REQUIREMENT → Below are records to repeat exactly. Omit the pictures from the copy.

── INFORMATION SUPPLIED

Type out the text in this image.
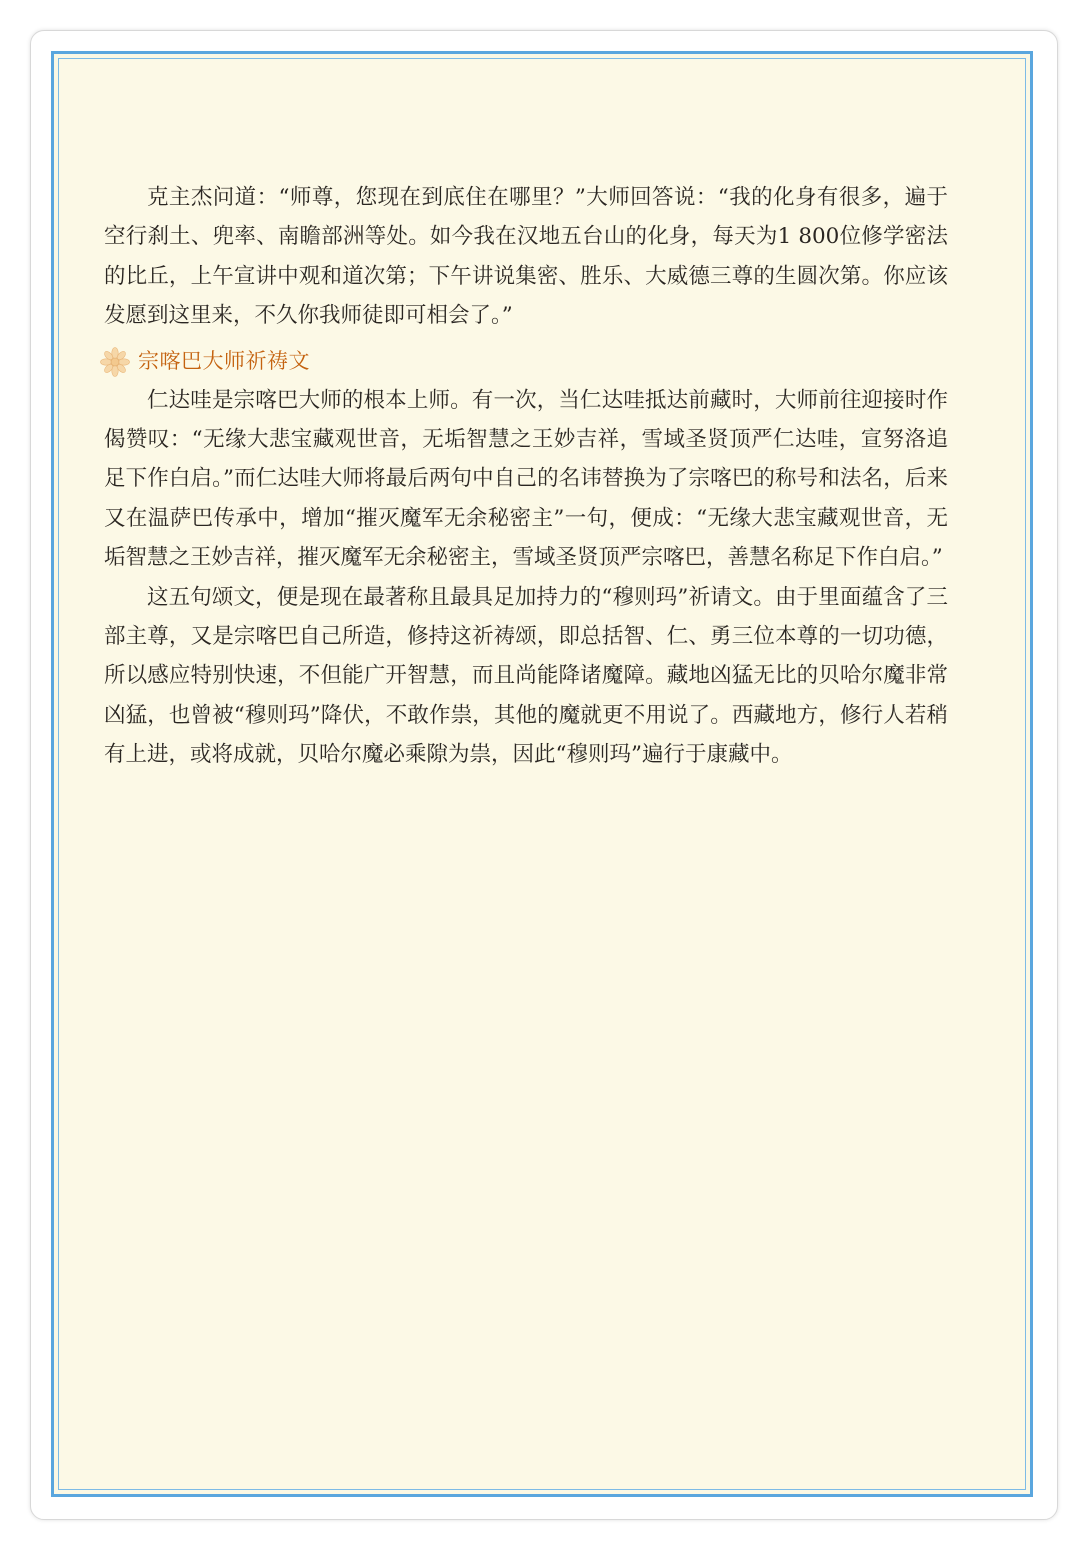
克主杰问道：“师尊，您现在到底住在哪里？”大师回答说：“我的化身有很多，遍于空行刹土、兜率、南瞻部洲等处。如今我在汉地五台山的化身，每天为1 800位修学密法的比丘，上午宣讲中观和道次第；下午讲说集密、胜乐、大威德三尊的生圆次第。你应该发愿到这里来，不久你我师徒即可相会了。”

宗喀巴大师祈祷文

仁达哇是宗喀巴大师的根本上师。有一次，当仁达哇抵达前藏时，大师前往迎接时作偈赞叹：“无缘大悲宝藏观世音，无垢智慧之王妙吉祥，雪域圣贤顶严仁达哇，宣努洛追足下作白启。”而仁达哇大师将最后两句中自己的名讳替换为了宗喀巴的称号和法名，后来又在温萨巴传承中，增加“摧灭魔军无余秘密主”一句，便成：“无缘大悲宝藏观世音，无垢智慧之王妙吉祥，摧灭魔军无余秘密主，雪域圣贤顶严宗喀巴，善慧名称足下作白启。”

这五句颂文，便是现在最著称且最具足加持力的“穆则玛”祈请文。由于里面蕴含了三部主尊，又是宗喀巴自己所造，修持这祈祷颂，即总括智、仁、勇三位本尊的一切功德，所以感应特别快速，不但能广开智慧，而且尚能降诸魔障。藏地凶猛无比的贝哈尔魔非常凶猛，也曾被“穆则玛”降伏，不敢作祟，其他的魔就更不用说了。西藏地方，修行人若稍有上进，或将成就，贝哈尔魔必乘隙为祟，因此“穆则玛”遍行于康藏中。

────

THE RESPONSE →
Type out the text in this image.
克主杰问道：“师尊，您现在到底住在哪里？”大师回答说：“我的化身有很多，遍于空行刹土、兜率、南瞻部洲等处。如今我在汉地五台山的化身，每天为1 800位修学密法的比丘，上午宣讲中观和道次第；下午讲说集密、胜乐、大威德三尊的生圆次第。你应该发愿到这里来，不久你我师徒即可相会了。”

宗喀巴大师祈祷文

仁达哇是宗喀巴大师的根本上师。有一次，当仁达哇抵达前藏时，大师前往迎接时作偈赞叹：“无缘大悲宝藏观世音，无垢智慧之王妙吉祥，雪域圣贤顶严仁达哇，宣努洛追足下作白启。”而仁达哇大师将最后两句中自己的名讳替换为了宗喀巴的称号和法名，后来又在温萨巴传承中，增加“摧灭魔军无余秘密主”一句，便成：“无缘大悲宝藏观世音，无垢智慧之王妙吉祥，摧灭魔军无余秘密主，雪域圣贤顶严宗喀巴，善慧名称足下作白启。”

这五句颂文，便是现在最著称且最具足加持力的“穆则玛”祈请文。由于里面蕴含了三部主尊，又是宗喀巴自己所造，修持这祈祷颂，即总括智、仁、勇三位本尊的一切功德，所以感应特别快速，不但能广开智慧，而且尚能降诸魔障。藏地凶猛无比的贝哈尔魔非常凶猛，也曾被“穆则玛”降伏，不敢作祟，其他的魔就更不用说了。西藏地方，修行人若稍有上进，或将成就，贝哈尔魔必乘隙为祟，因此“穆则玛”遍行于康藏中。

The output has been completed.